- _Source passage_:
▼
# Things on AxMen that didn't really happen



## Grace Tree (Dec 21, 2010)

I'd like to see Melvin Lardy and Old man Rygard get married. Melvin, who used to be Melvina before she got the change married old man Rygard. Melvina wore white. Old man Rygard wore a T-Shirt. Browning was the best man but he kept dropping the ring because of his claw and old man Rygard started yelling at him. Melvina, seeing old man Rygard's darker side called off the wedding on the spot but it turns out she was pregnant and gave birth to a son who turn out to be the biggest butt fungus on the face of the earth and they named him Gabe. My wife, who loves to watch soaps, thinks it's a perfectly believable story line.
Phil


----------



## D&B Mack (Dec 21, 2010)

S&S Logging earned enough money actually logging to get a new truck and a new boat.


----------



## ryan_marine (Dec 26, 2010)

D&B Mack said:


> S&S Logging earned enough money actually logging to get a new truck and a new boat.



No he got a bail out from the gov. Just like every failed bank.

Ray


----------



## oldiron (Dec 30, 2010)

D&B Mack said:


> S&S Logging earned enough money actually logging to get a new truck and a new boat.


 
Bud sadly not enough money to get safety chains for the trailer


----------



## Veteran (Jan 16, 2011)
▲
Labeled region entries:
▼
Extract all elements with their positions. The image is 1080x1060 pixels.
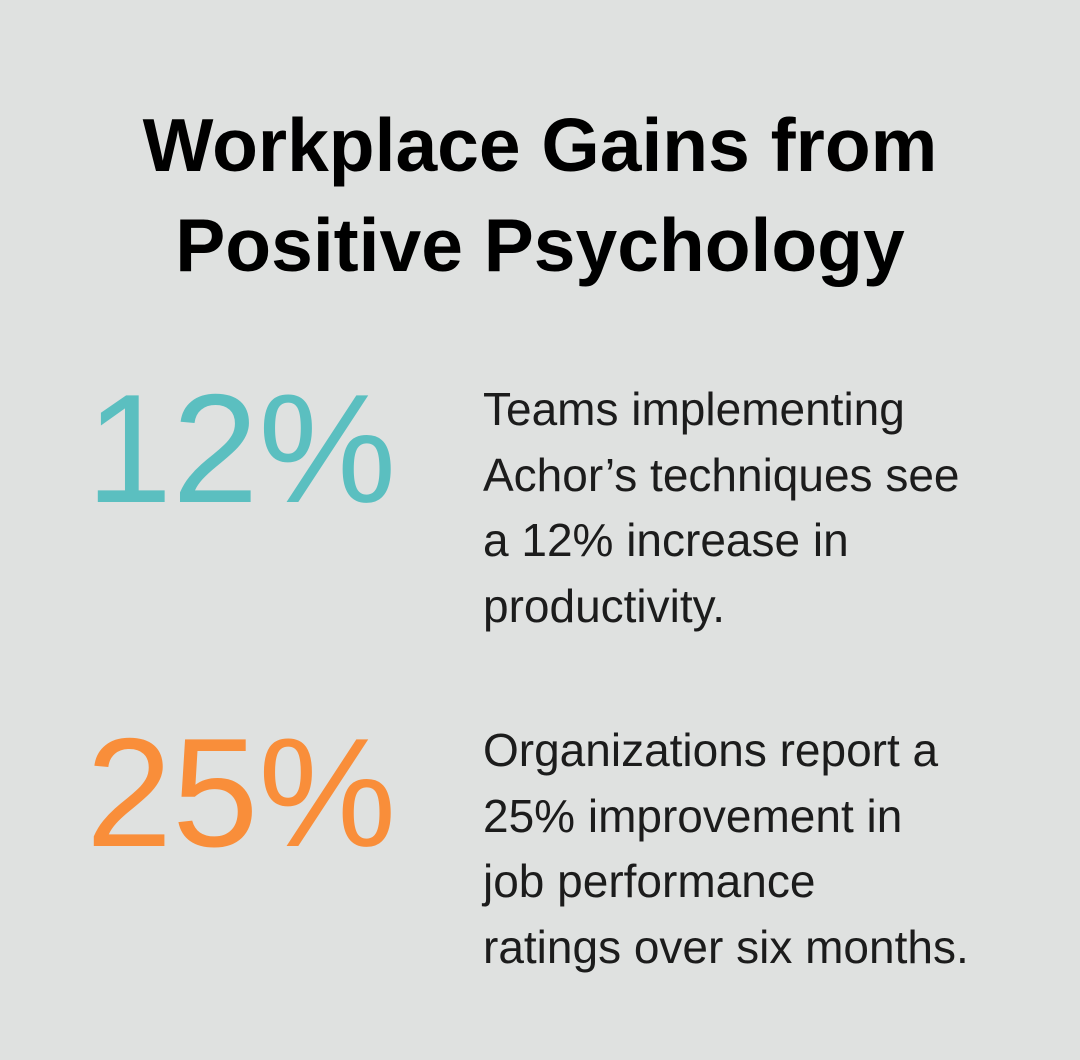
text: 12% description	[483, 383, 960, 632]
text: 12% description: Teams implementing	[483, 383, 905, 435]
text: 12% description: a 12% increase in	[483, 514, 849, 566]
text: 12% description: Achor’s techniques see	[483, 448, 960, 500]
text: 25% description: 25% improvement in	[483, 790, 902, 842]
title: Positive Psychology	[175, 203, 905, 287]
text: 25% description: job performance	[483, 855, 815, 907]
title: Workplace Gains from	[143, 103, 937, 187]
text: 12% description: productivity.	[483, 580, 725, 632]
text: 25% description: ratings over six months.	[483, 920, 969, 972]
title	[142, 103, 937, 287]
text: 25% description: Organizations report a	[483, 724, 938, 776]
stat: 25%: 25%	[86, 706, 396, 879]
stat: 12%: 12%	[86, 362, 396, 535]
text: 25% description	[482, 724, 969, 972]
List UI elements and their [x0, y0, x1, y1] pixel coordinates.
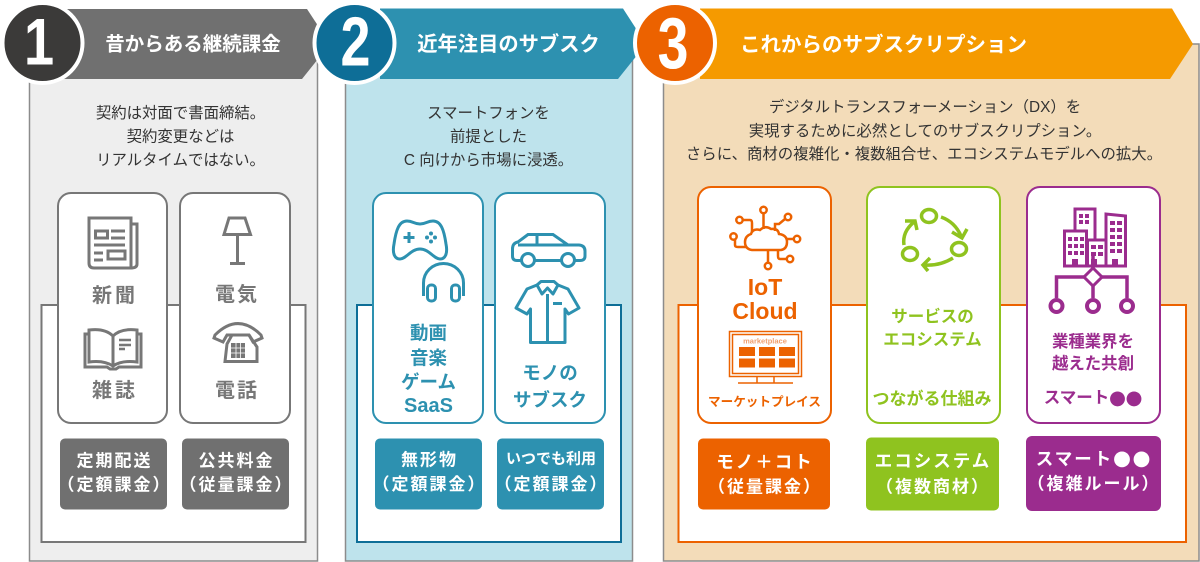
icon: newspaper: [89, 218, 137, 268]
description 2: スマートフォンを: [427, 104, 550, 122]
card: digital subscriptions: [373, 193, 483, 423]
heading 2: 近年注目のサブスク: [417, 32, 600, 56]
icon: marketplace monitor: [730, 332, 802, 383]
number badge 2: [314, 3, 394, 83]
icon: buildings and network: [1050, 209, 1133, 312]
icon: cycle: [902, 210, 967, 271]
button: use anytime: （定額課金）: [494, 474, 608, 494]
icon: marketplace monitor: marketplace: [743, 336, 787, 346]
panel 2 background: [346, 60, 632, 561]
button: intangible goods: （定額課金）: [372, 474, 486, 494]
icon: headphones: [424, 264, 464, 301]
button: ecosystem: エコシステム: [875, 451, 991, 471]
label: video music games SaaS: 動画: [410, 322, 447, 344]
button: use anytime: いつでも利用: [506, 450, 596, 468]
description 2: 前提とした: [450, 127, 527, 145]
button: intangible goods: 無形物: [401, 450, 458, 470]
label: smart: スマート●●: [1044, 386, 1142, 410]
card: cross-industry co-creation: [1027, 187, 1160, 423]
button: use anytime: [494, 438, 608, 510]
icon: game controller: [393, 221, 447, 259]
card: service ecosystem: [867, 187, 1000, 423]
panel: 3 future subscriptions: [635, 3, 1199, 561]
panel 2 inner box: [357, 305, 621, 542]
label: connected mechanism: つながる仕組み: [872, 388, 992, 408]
▲
- _Directions_: Update the part of the AxMen forum thread starting with "## ryan_marine (Dec" and going on through "every failed bank." by changing "bail out" to "handout", and write out that part in full. These rows were taken from a separate source.

- _Finished exercise_:
## ryan_marine (Dec 26, 2010)

D&B Mack said:


> S&S Logging earned enough money actually logging to get a new truck and a new boat.



No he got a handout from the gov. Just like every failed bank.